* begin *

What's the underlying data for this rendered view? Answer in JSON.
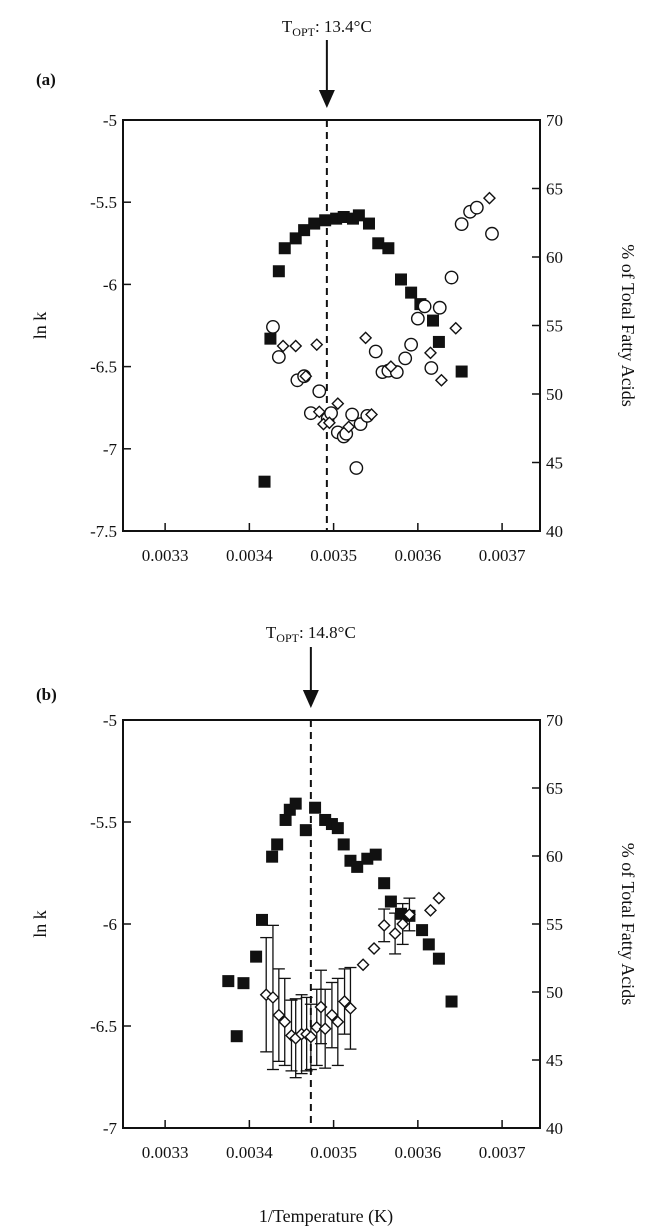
{
  "figure": {
    "shared_xlabel": "1/Temperature (K)",
    "x_ticks": [
      "0.0033",
      "0.0034",
      "0.0035",
      "0.0036",
      "0.0037"
    ]
  },
  "chart_data": [
    {
      "type": "scatter",
      "panel_label": "(a)",
      "topt_label": "T",
      "topt_sub": "OPT",
      "topt_value": ": 13.4°C",
      "topt_x": 0.003492,
      "xlabel": "",
      "ylabel": "ln k",
      "y2label": "% of Total Fatty Acids",
      "xlim": [
        0.00325,
        0.003745
      ],
      "ylim": [
        -7.5,
        -5
      ],
      "y2lim": [
        40,
        70
      ],
      "y_ticks": [
        "-7.5",
        "-7",
        "-6.5",
        "-6",
        "-5.5",
        "-5"
      ],
      "y2_ticks": [
        "40",
        "45",
        "50",
        "55",
        "60",
        "65",
        "70"
      ],
      "series": [
        {
          "axis": "left",
          "marker": "filled-square",
          "color": "#111111",
          "points": [
            [
              0.003418,
              -7.2
            ],
            [
              0.003425,
              -6.33
            ],
            [
              0.003435,
              -5.92
            ],
            [
              0.003442,
              -5.78
            ],
            [
              0.003455,
              -5.72
            ],
            [
              0.003465,
              -5.67
            ],
            [
              0.003477,
              -5.63
            ],
            [
              0.00349,
              -5.61
            ],
            [
              0.003503,
              -5.6
            ],
            [
              0.003512,
              -5.59
            ],
            [
              0.003523,
              -5.6
            ],
            [
              0.00353,
              -5.58
            ],
            [
              0.003542,
              -5.63
            ],
            [
              0.003553,
              -5.75
            ],
            [
              0.003565,
              -5.78
            ],
            [
              0.00358,
              -5.97
            ],
            [
              0.003592,
              -6.05
            ],
            [
              0.003603,
              -6.12
            ],
            [
              0.003618,
              -6.22
            ],
            [
              0.003625,
              -6.35
            ],
            [
              0.003652,
              -6.53
            ]
          ]
        },
        {
          "axis": "right",
          "marker": "open-circle",
          "color": "#111111",
          "points": [
            [
              0.003428,
              54.9
            ],
            [
              0.003435,
              52.7
            ],
            [
              0.003457,
              51.0
            ],
            [
              0.003465,
              51.3
            ],
            [
              0.003473,
              48.6
            ],
            [
              0.003483,
              50.2
            ],
            [
              0.003493,
              48.2
            ],
            [
              0.003497,
              48.6
            ],
            [
              0.003505,
              47.2
            ],
            [
              0.003512,
              46.9
            ],
            [
              0.003515,
              47.1
            ],
            [
              0.003522,
              48.5
            ],
            [
              0.003527,
              44.6
            ],
            [
              0.003532,
              47.8
            ],
            [
              0.00354,
              48.4
            ],
            [
              0.00355,
              53.1
            ],
            [
              0.003558,
              51.6
            ],
            [
              0.003565,
              51.7
            ],
            [
              0.003575,
              51.6
            ],
            [
              0.003585,
              52.6
            ],
            [
              0.003592,
              53.6
            ],
            [
              0.0036,
              55.5
            ],
            [
              0.003608,
              56.4
            ],
            [
              0.003616,
              51.9
            ],
            [
              0.003626,
              56.3
            ],
            [
              0.00364,
              58.5
            ],
            [
              0.003652,
              62.4
            ],
            [
              0.003662,
              63.3
            ],
            [
              0.00367,
              63.6
            ],
            [
              0.003688,
              61.7
            ]
          ]
        },
        {
          "axis": "right",
          "marker": "open-diamond",
          "color": "#111111",
          "points": [
            [
              0.00344,
              53.5
            ],
            [
              0.003455,
              53.5
            ],
            [
              0.003467,
              51.3
            ],
            [
              0.00348,
              53.6
            ],
            [
              0.003483,
              48.7
            ],
            [
              0.003488,
              47.8
            ],
            [
              0.003495,
              47.9
            ],
            [
              0.003505,
              49.3
            ],
            [
              0.003518,
              47.6
            ],
            [
              0.003538,
              54.1
            ],
            [
              0.003545,
              48.5
            ],
            [
              0.003568,
              52.0
            ],
            [
              0.003615,
              53.0
            ],
            [
              0.003628,
              51.0
            ],
            [
              0.003645,
              54.8
            ],
            [
              0.003685,
              64.3
            ]
          ]
        }
      ]
    },
    {
      "type": "scatter",
      "panel_label": "(b)",
      "topt_label": "T",
      "topt_sub": "OPT",
      "topt_value": ": 14.8°C",
      "topt_x": 0.003473,
      "xlabel": "",
      "ylabel": "ln k",
      "y2label": "% of Total Fatty Acids",
      "xlim": [
        0.00325,
        0.003745
      ],
      "ylim": [
        -7,
        -5
      ],
      "y2lim": [
        40,
        70
      ],
      "y_ticks": [
        "-7",
        "-6.5",
        "-6",
        "-5.5",
        "-5"
      ],
      "y2_ticks": [
        "40",
        "45",
        "50",
        "55",
        "60",
        "65",
        "70"
      ],
      "series": [
        {
          "axis": "left",
          "marker": "filled-square",
          "color": "#111111",
          "points": [
            [
              0.003375,
              -6.28
            ],
            [
              0.003385,
              -6.55
            ],
            [
              0.003393,
              -6.29
            ],
            [
              0.003408,
              -6.16
            ],
            [
              0.003415,
              -5.98
            ],
            [
              0.003427,
              -5.67
            ],
            [
              0.003433,
              -5.61
            ],
            [
              0.003443,
              -5.49
            ],
            [
              0.003448,
              -5.44
            ],
            [
              0.003455,
              -5.41
            ],
            [
              0.003467,
              -5.54
            ],
            [
              0.003478,
              -5.43
            ],
            [
              0.00349,
              -5.49
            ],
            [
              0.003498,
              -5.51
            ],
            [
              0.003505,
              -5.53
            ],
            [
              0.003512,
              -5.61
            ],
            [
              0.00352,
              -5.69
            ],
            [
              0.003528,
              -5.72
            ],
            [
              0.00354,
              -5.68
            ],
            [
              0.00355,
              -5.66
            ],
            [
              0.00356,
              -5.8
            ],
            [
              0.003568,
              -5.89
            ],
            [
              0.00358,
              -5.95
            ],
            [
              0.00359,
              -5.96
            ],
            [
              0.003605,
              -6.03
            ],
            [
              0.003613,
              -6.1
            ],
            [
              0.003625,
              -6.17
            ],
            [
              0.00364,
              -6.38
            ]
          ]
        },
        {
          "axis": "right",
          "marker": "open-diamond",
          "color": "#111111",
          "error_bars": true,
          "points": [
            [
              0.00342,
              49.8,
              4.2
            ],
            [
              0.003428,
              49.6,
              5.3
            ],
            [
              0.003435,
              48.3,
              3.4
            ],
            [
              0.003442,
              47.8,
              3.2
            ],
            [
              0.00345,
              46.8,
              2.6
            ],
            [
              0.003455,
              46.6,
              2.9
            ],
            [
              0.003462,
              46.9,
              2.9
            ],
            [
              0.003468,
              46.9,
              2.7
            ],
            [
              0.003473,
              46.7,
              2.4
            ],
            [
              0.00348,
              47.4,
              2.8
            ],
            [
              0.003485,
              48.9,
              2.7
            ],
            [
              0.00349,
              47.3,
              2.9
            ],
            [
              0.003498,
              48.3,
              2.4
            ],
            [
              0.003505,
              47.8,
              3.2
            ],
            [
              0.003513,
              49.3,
              2.4
            ],
            [
              0.00352,
              48.8,
              3.0
            ],
            [
              0.003535,
              52.0,
              0.0
            ],
            [
              0.003548,
              53.2,
              0.0
            ],
            [
              0.00356,
              54.9,
              1.2
            ],
            [
              0.003573,
              54.3,
              1.5
            ],
            [
              0.003582,
              55.0,
              1.5
            ],
            [
              0.00359,
              55.7,
              1.2
            ],
            [
              0.003615,
              56.0,
              0.0
            ],
            [
              0.003625,
              56.9,
              0.0
            ]
          ]
        }
      ]
    }
  ]
}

* end *

■ YOUR INSTRUCTIONS
Copy every entry exactly as written. Pictures are excluded.

■ SOLUTION TO THE EXERCISE
What's the underlying data for this rendered view? Answer in JSON.
{
  "figure": {
    "shared_xlabel": "1/Temperature (K)",
    "x_ticks": [
      "0.0033",
      "0.0034",
      "0.0035",
      "0.0036",
      "0.0037"
    ]
  },
  "chart_data": [
    {
      "type": "scatter",
      "panel_label": "(a)",
      "topt_label": "T",
      "topt_sub": "OPT",
      "topt_value": ": 13.4°C",
      "topt_x": 0.003492,
      "xlabel": "",
      "ylabel": "ln k",
      "y2label": "% of Total Fatty Acids",
      "xlim": [
        0.00325,
        0.003745
      ],
      "ylim": [
        -7.5,
        -5
      ],
      "y2lim": [
        40,
        70
      ],
      "y_ticks": [
        "-7.5",
        "-7",
        "-6.5",
        "-6",
        "-5.5",
        "-5"
      ],
      "y2_ticks": [
        "40",
        "45",
        "50",
        "55",
        "60",
        "65",
        "70"
      ],
      "series": [
        {
          "axis": "left",
          "marker": "filled-square",
          "color": "#111111",
          "points": [
            [
              0.003418,
              -7.2
            ],
            [
              0.003425,
              -6.33
            ],
            [
              0.003435,
              -5.92
            ],
            [
              0.003442,
              -5.78
            ],
            [
              0.003455,
              -5.72
            ],
            [
              0.003465,
              -5.67
            ],
            [
              0.003477,
              -5.63
            ],
            [
              0.00349,
              -5.61
            ],
            [
              0.003503,
              -5.6
            ],
            [
              0.003512,
              -5.59
            ],
            [
              0.003523,
              -5.6
            ],
            [
              0.00353,
              -5.58
            ],
            [
              0.003542,
              -5.63
            ],
            [
              0.003553,
              -5.75
            ],
            [
              0.003565,
              -5.78
            ],
            [
              0.00358,
              -5.97
            ],
            [
              0.003592,
              -6.05
            ],
            [
              0.003603,
              -6.12
            ],
            [
              0.003618,
              -6.22
            ],
            [
              0.003625,
              -6.35
            ],
            [
              0.003652,
              -6.53
            ]
          ]
        },
        {
          "axis": "right",
          "marker": "open-circle",
          "color": "#111111",
          "points": [
            [
              0.003428,
              54.9
            ],
            [
              0.003435,
              52.7
            ],
            [
              0.003457,
              51.0
            ],
            [
              0.003465,
              51.3
            ],
            [
              0.003473,
              48.6
            ],
            [
              0.003483,
              50.2
            ],
            [
              0.003493,
              48.2
            ],
            [
              0.003497,
              48.6
            ],
            [
              0.003505,
              47.2
            ],
            [
              0.003512,
              46.9
            ],
            [
              0.003515,
              47.1
            ],
            [
              0.003522,
              48.5
            ],
            [
              0.003527,
              44.6
            ],
            [
              0.003532,
              47.8
            ],
            [
              0.00354,
              48.4
            ],
            [
              0.00355,
              53.1
            ],
            [
              0.003558,
              51.6
            ],
            [
              0.003565,
              51.7
            ],
            [
              0.003575,
              51.6
            ],
            [
              0.003585,
              52.6
            ],
            [
              0.003592,
              53.6
            ],
            [
              0.0036,
              55.5
            ],
            [
              0.003608,
              56.4
            ],
            [
              0.003616,
              51.9
            ],
            [
              0.003626,
              56.3
            ],
            [
              0.00364,
              58.5
            ],
            [
              0.003652,
              62.4
            ],
            [
              0.003662,
              63.3
            ],
            [
              0.00367,
              63.6
            ],
            [
              0.003688,
              61.7
            ]
          ]
        },
        {
          "axis": "right",
          "marker": "open-diamond",
          "color": "#111111",
          "points": [
            [
              0.00344,
              53.5
            ],
            [
              0.003455,
              53.5
            ],
            [
              0.003467,
              51.3
            ],
            [
              0.00348,
              53.6
            ],
            [
              0.003483,
              48.7
            ],
            [
              0.003488,
              47.8
            ],
            [
              0.003495,
              47.9
            ],
            [
              0.003505,
              49.3
            ],
            [
              0.003518,
              47.6
            ],
            [
              0.003538,
              54.1
            ],
            [
              0.003545,
              48.5
            ],
            [
              0.003568,
              52.0
            ],
            [
              0.003615,
              53.0
            ],
            [
              0.003628,
              51.0
            ],
            [
              0.003645,
              54.8
            ],
            [
              0.003685,
              64.3
            ]
          ]
        }
      ]
    },
    {
      "type": "scatter",
      "panel_label": "(b)",
      "topt_label": "T",
      "topt_sub": "OPT",
      "topt_value": ": 14.8°C",
      "topt_x": 0.003473,
      "xlabel": "",
      "ylabel": "ln k",
      "y2label": "% of Total Fatty Acids",
      "xlim": [
        0.00325,
        0.003745
      ],
      "ylim": [
        -7,
        -5
      ],
      "y2lim": [
        40,
        70
      ],
      "y_ticks": [
        "-7",
        "-6.5",
        "-6",
        "-5.5",
        "-5"
      ],
      "y2_ticks": [
        "40",
        "45",
        "50",
        "55",
        "60",
        "65",
        "70"
      ],
      "series": [
        {
          "axis": "left",
          "marker": "filled-square",
          "color": "#111111",
          "points": [
            [
              0.003375,
              -6.28
            ],
            [
              0.003385,
              -6.55
            ],
            [
              0.003393,
              -6.29
            ],
            [
              0.003408,
              -6.16
            ],
            [
              0.003415,
              -5.98
            ],
            [
              0.003427,
              -5.67
            ],
            [
              0.003433,
              -5.61
            ],
            [
              0.003443,
              -5.49
            ],
            [
              0.003448,
              -5.44
            ],
            [
              0.003455,
              -5.41
            ],
            [
              0.003467,
              -5.54
            ],
            [
              0.003478,
              -5.43
            ],
            [
              0.00349,
              -5.49
            ],
            [
              0.003498,
              -5.51
            ],
            [
              0.003505,
              -5.53
            ],
            [
              0.003512,
              -5.61
            ],
            [
              0.00352,
              -5.69
            ],
            [
              0.003528,
              -5.72
            ],
            [
              0.00354,
              -5.68
            ],
            [
              0.00355,
              -5.66
            ],
            [
              0.00356,
              -5.8
            ],
            [
              0.003568,
              -5.89
            ],
            [
              0.00358,
              -5.95
            ],
            [
              0.00359,
              -5.96
            ],
            [
              0.003605,
              -6.03
            ],
            [
              0.003613,
              -6.1
            ],
            [
              0.003625,
              -6.17
            ],
            [
              0.00364,
              -6.38
            ]
          ]
        },
        {
          "axis": "right",
          "marker": "open-diamond",
          "color": "#111111",
          "error_bars": true,
          "points": [
            [
              0.00342,
              49.8,
              4.2
            ],
            [
              0.003428,
              49.6,
              5.3
            ],
            [
              0.003435,
              48.3,
              3.4
            ],
            [
              0.003442,
              47.8,
              3.2
            ],
            [
              0.00345,
              46.8,
              2.6
            ],
            [
              0.003455,
              46.6,
              2.9
            ],
            [
              0.003462,
              46.9,
              2.9
            ],
            [
              0.003468,
              46.9,
              2.7
            ],
            [
              0.003473,
              46.7,
              2.4
            ],
            [
              0.00348,
              47.4,
              2.8
            ],
            [
              0.003485,
              48.9,
              2.7
            ],
            [
              0.00349,
              47.3,
              2.9
            ],
            [
              0.003498,
              48.3,
              2.4
            ],
            [
              0.003505,
              47.8,
              3.2
            ],
            [
              0.003513,
              49.3,
              2.4
            ],
            [
              0.00352,
              48.8,
              3.0
            ],
            [
              0.003535,
              52.0,
              0.0
            ],
            [
              0.003548,
              53.2,
              0.0
            ],
            [
              0.00356,
              54.9,
              1.2
            ],
            [
              0.003573,
              54.3,
              1.5
            ],
            [
              0.003582,
              55.0,
              1.5
            ],
            [
              0.00359,
              55.7,
              1.2
            ],
            [
              0.003615,
              56.0,
              0.0
            ],
            [
              0.003625,
              56.9,
              0.0
            ]
          ]
        }
      ]
    }
  ]
}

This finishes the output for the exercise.